## [Work to be completed]
Your task is to copy every line of the entries that contains "logarithmic".

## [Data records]
########################################

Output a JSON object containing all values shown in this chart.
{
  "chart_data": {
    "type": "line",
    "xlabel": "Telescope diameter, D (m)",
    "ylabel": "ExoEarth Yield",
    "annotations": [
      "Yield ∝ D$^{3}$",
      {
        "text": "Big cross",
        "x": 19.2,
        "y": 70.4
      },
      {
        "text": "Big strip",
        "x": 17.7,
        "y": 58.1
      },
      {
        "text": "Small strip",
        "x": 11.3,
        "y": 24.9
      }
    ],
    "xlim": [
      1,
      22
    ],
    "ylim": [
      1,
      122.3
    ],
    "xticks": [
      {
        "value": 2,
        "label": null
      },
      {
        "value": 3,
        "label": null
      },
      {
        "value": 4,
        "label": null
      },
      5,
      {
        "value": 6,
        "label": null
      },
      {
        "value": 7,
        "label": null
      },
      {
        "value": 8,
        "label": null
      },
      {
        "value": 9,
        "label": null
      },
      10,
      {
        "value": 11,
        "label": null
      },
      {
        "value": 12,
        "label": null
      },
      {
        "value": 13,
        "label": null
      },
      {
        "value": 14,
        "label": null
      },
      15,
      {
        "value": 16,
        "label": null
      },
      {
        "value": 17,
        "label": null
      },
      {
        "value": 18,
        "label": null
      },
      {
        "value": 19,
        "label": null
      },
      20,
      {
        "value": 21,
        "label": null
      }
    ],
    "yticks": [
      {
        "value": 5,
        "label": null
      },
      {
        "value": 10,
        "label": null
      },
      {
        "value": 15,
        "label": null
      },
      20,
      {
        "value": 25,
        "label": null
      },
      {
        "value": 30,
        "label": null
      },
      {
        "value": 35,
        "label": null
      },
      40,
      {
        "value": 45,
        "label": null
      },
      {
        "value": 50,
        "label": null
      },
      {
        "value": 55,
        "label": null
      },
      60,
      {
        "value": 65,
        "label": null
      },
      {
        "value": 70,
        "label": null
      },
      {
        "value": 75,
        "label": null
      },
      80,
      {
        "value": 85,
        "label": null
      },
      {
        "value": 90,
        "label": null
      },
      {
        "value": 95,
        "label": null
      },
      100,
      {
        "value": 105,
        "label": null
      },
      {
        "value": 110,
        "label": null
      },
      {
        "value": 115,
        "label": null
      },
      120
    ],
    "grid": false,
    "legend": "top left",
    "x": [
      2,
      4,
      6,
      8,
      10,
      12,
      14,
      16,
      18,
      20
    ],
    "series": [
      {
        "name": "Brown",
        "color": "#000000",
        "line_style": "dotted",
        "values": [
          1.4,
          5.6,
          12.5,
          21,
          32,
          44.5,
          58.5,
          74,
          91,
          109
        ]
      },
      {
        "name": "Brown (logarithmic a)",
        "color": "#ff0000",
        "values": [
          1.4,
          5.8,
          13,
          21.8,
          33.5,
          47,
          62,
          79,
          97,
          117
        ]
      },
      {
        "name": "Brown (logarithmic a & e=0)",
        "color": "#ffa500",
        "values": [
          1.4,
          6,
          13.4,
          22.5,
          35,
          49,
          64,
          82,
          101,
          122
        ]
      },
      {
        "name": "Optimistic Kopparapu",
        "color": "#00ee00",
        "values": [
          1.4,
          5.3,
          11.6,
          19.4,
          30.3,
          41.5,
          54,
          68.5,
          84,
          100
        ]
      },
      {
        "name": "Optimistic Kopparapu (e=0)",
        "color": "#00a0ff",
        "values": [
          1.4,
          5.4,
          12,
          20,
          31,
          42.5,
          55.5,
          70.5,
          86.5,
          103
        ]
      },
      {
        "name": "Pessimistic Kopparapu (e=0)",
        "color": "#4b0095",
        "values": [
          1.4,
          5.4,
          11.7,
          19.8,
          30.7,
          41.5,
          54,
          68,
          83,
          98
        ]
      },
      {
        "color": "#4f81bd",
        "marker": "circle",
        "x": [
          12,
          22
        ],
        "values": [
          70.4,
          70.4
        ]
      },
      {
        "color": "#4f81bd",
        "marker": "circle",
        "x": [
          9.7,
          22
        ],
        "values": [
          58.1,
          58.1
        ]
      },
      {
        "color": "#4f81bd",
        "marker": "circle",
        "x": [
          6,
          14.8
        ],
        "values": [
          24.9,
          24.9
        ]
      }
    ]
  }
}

########################################

## [Response to this task]
        "name": "Brown (logarithmic a)",
        "name": "Brown (logarithmic a & e=0)",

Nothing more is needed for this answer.